**Aim of the exercise**
All the data should come back exactly as it was given.

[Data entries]
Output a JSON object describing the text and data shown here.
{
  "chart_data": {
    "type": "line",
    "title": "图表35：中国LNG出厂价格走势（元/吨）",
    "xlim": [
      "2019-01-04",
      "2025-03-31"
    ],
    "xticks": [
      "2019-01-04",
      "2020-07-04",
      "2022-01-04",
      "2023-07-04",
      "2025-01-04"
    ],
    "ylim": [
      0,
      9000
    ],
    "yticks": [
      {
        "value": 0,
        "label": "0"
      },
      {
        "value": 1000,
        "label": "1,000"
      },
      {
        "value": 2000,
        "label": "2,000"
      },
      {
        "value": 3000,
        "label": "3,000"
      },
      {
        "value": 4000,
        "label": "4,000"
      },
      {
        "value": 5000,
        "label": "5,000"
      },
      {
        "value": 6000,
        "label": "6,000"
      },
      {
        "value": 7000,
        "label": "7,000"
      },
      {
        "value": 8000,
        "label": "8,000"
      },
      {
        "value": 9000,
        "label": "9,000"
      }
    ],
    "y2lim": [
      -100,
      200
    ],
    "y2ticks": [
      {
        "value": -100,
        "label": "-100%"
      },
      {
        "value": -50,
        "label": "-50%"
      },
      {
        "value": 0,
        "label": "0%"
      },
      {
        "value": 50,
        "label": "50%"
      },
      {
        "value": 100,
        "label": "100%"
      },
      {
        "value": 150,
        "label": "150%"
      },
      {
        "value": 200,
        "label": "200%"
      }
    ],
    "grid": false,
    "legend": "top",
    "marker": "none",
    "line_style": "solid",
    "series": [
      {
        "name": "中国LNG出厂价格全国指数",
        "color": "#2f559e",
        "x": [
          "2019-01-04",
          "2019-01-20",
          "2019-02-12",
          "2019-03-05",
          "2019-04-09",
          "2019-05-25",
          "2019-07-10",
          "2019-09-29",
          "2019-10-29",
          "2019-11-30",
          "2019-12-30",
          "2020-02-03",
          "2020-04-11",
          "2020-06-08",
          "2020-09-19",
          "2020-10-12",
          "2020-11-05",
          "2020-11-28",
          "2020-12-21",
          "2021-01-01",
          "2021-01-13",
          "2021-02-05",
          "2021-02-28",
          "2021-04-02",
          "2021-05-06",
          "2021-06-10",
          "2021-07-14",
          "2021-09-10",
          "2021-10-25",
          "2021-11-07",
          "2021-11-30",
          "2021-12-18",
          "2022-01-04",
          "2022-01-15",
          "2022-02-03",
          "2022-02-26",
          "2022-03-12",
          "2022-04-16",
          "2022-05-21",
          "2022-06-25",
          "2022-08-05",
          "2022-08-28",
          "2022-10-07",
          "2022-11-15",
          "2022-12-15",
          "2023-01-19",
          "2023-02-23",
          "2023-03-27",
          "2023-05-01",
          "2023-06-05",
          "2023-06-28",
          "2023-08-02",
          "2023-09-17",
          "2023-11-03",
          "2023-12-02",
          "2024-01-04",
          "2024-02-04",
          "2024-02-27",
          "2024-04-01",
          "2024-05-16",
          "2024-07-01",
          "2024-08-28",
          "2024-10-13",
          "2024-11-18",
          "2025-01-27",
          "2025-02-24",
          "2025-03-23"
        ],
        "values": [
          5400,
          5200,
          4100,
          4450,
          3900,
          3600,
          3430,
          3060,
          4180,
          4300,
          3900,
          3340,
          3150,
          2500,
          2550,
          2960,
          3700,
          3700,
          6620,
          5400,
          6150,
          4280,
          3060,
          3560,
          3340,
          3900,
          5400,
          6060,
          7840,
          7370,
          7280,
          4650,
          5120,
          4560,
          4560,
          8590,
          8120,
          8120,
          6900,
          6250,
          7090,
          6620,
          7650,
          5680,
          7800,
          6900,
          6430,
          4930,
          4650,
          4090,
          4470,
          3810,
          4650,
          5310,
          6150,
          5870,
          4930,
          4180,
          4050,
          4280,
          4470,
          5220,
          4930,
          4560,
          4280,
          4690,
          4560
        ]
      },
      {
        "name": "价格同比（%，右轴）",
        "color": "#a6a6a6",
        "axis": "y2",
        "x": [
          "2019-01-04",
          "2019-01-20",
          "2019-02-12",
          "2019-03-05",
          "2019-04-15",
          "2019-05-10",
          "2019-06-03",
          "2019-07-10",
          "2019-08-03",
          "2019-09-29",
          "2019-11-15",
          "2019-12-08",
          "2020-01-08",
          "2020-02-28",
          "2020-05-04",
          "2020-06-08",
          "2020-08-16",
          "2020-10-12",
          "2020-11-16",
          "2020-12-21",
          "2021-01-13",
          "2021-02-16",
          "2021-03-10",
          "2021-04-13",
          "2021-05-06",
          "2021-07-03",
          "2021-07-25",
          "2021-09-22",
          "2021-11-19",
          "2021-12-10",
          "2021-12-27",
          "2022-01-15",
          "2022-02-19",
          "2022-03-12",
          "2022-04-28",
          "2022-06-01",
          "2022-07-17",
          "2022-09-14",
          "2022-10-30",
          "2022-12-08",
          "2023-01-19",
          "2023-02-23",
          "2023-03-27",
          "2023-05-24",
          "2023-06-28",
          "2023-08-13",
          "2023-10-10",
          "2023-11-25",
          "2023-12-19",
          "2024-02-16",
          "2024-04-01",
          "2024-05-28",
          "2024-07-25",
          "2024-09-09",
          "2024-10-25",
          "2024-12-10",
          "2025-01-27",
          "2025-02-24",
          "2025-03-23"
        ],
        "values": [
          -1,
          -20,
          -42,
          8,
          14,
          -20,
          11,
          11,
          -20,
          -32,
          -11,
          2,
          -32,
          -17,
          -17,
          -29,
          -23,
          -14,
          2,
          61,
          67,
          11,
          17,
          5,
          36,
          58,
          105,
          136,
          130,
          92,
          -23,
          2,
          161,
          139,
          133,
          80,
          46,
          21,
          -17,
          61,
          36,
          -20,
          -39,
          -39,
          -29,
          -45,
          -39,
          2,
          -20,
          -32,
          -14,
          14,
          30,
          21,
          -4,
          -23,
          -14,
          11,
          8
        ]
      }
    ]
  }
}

**Answer to the problem**
Output a JSON object describing the text and data shown here.
{
  "chart_data": {
    "type": "line",
    "title": "图表35：中国LNG出厂价格走势（元/吨）",
    "xlim": [
      "2019-01-04",
      "2025-03-31"
    ],
    "xticks": [
      "2019-01-04",
      "2020-07-04",
      "2022-01-04",
      "2023-07-04",
      "2025-01-04"
    ],
    "ylim": [
      0,
      9000
    ],
    "yticks": [
      {
        "value": 0,
        "label": "0"
      },
      {
        "value": 1000,
        "label": "1,000"
      },
      {
        "value": 2000,
        "label": "2,000"
      },
      {
        "value": 3000,
        "label": "3,000"
      },
      {
        "value": 4000,
        "label": "4,000"
      },
      {
        "value": 5000,
        "label": "5,000"
      },
      {
        "value": 6000,
        "label": "6,000"
      },
      {
        "value": 7000,
        "label": "7,000"
      },
      {
        "value": 8000,
        "label": "8,000"
      },
      {
        "value": 9000,
        "label": "9,000"
      }
    ],
    "y2lim": [
      -100,
      200
    ],
    "y2ticks": [
      {
        "value": -100,
        "label": "-100%"
      },
      {
        "value": -50,
        "label": "-50%"
      },
      {
        "value": 0,
        "label": "0%"
      },
      {
        "value": 50,
        "label": "50%"
      },
      {
        "value": 100,
        "label": "100%"
      },
      {
        "value": 150,
        "label": "150%"
      },
      {
        "value": 200,
        "label": "200%"
      }
    ],
    "grid": false,
    "legend": "top",
    "marker": "none",
    "line_style": "solid",
    "series": [
      {
        "name": "中国LNG出厂价格全国指数",
        "color": "#2f559e",
        "x": [
          "2019-01-04",
          "2019-01-20",
          "2019-02-12",
          "2019-03-05",
          "2019-04-09",
          "2019-05-25",
          "2019-07-10",
          "2019-09-29",
          "2019-10-29",
          "2019-11-30",
          "2019-12-30",
          "2020-02-03",
          "2020-04-11",
          "2020-06-08",
          "2020-09-19",
          "2020-10-12",
          "2020-11-05",
          "2020-11-28",
          "2020-12-21",
          "2021-01-01",
          "2021-01-13",
          "2021-02-05",
          "2021-02-28",
          "2021-04-02",
          "2021-05-06",
          "2021-06-10",
          "2021-07-14",
          "2021-09-10",
          "2021-10-25",
          "2021-11-07",
          "2021-11-30",
          "2021-12-18",
          "2022-01-04",
          "2022-01-15",
          "2022-02-03",
          "2022-02-26",
          "2022-03-12",
          "2022-04-16",
          "2022-05-21",
          "2022-06-25",
          "2022-08-05",
          "2022-08-28",
          "2022-10-07",
          "2022-11-15",
          "2022-12-15",
          "2023-01-19",
          "2023-02-23",
          "2023-03-27",
          "2023-05-01",
          "2023-06-05",
          "2023-06-28",
          "2023-08-02",
          "2023-09-17",
          "2023-11-03",
          "2023-12-02",
          "2024-01-04",
          "2024-02-04",
          "2024-02-27",
          "2024-04-01",
          "2024-05-16",
          "2024-07-01",
          "2024-08-28",
          "2024-10-13",
          "2024-11-18",
          "2025-01-27",
          "2025-02-24",
          "2025-03-23"
        ],
        "values": [
          5400,
          5200,
          4100,
          4450,
          3900,
          3600,
          3430,
          3060,
          4180,
          4300,
          3900,
          3340,
          3150,
          2500,
          2550,
          2960,
          3700,
          3700,
          6620,
          5400,
          6150,
          4280,
          3060,
          3560,
          3340,
          3900,
          5400,
          6060,
          7840,
          7370,
          7280,
          4650,
          5120,
          4560,
          4560,
          8590,
          8120,
          8120,
          6900,
          6250,
          7090,
          6620,
          7650,
          5680,
          7800,
          6900,
          6430,
          4930,
          4650,
          4090,
          4470,
          3810,
          4650,
          5310,
          6150,
          5870,
          4930,
          4180,
          4050,
          4280,
          4470,
          5220,
          4930,
          4560,
          4280,
          4690,
          4560
        ]
      },
      {
        "name": "价格同比（%，右轴）",
        "color": "#a6a6a6",
        "axis": "y2",
        "x": [
          "2019-01-04",
          "2019-01-20",
          "2019-02-12",
          "2019-03-05",
          "2019-04-15",
          "2019-05-10",
          "2019-06-03",
          "2019-07-10",
          "2019-08-03",
          "2019-09-29",
          "2019-11-15",
          "2019-12-08",
          "2020-01-08",
          "2020-02-28",
          "2020-05-04",
          "2020-06-08",
          "2020-08-16",
          "2020-10-12",
          "2020-11-16",
          "2020-12-21",
          "2021-01-13",
          "2021-02-16",
          "2021-03-10",
          "2021-04-13",
          "2021-05-06",
          "2021-07-03",
          "2021-07-25",
          "2021-09-22",
          "2021-11-19",
          "2021-12-10",
          "2021-12-27",
          "2022-01-15",
          "2022-02-19",
          "2022-03-12",
          "2022-04-28",
          "2022-06-01",
          "2022-07-17",
          "2022-09-14",
          "2022-10-30",
          "2022-12-08",
          "2023-01-19",
          "2023-02-23",
          "2023-03-27",
          "2023-05-24",
          "2023-06-28",
          "2023-08-13",
          "2023-10-10",
          "2023-11-25",
          "2023-12-19",
          "2024-02-16",
          "2024-04-01",
          "2024-05-28",
          "2024-07-25",
          "2024-09-09",
          "2024-10-25",
          "2024-12-10",
          "2025-01-27",
          "2025-02-24",
          "2025-03-23"
        ],
        "values": [
          -1,
          -20,
          -42,
          8,
          14,
          -20,
          11,
          11,
          -20,
          -32,
          -11,
          2,
          -32,
          -17,
          -17,
          -29,
          -23,
          -14,
          2,
          61,
          67,
          11,
          17,
          5,
          36,
          58,
          105,
          136,
          130,
          92,
          -23,
          2,
          161,
          139,
          133,
          80,
          46,
          21,
          -17,
          61,
          36,
          -20,
          -39,
          -39,
          -29,
          -45,
          -39,
          2,
          -20,
          -32,
          -14,
          14,
          30,
          21,
          -4,
          -23,
          -14,
          11,
          8
        ]
      }
    ]
  }
}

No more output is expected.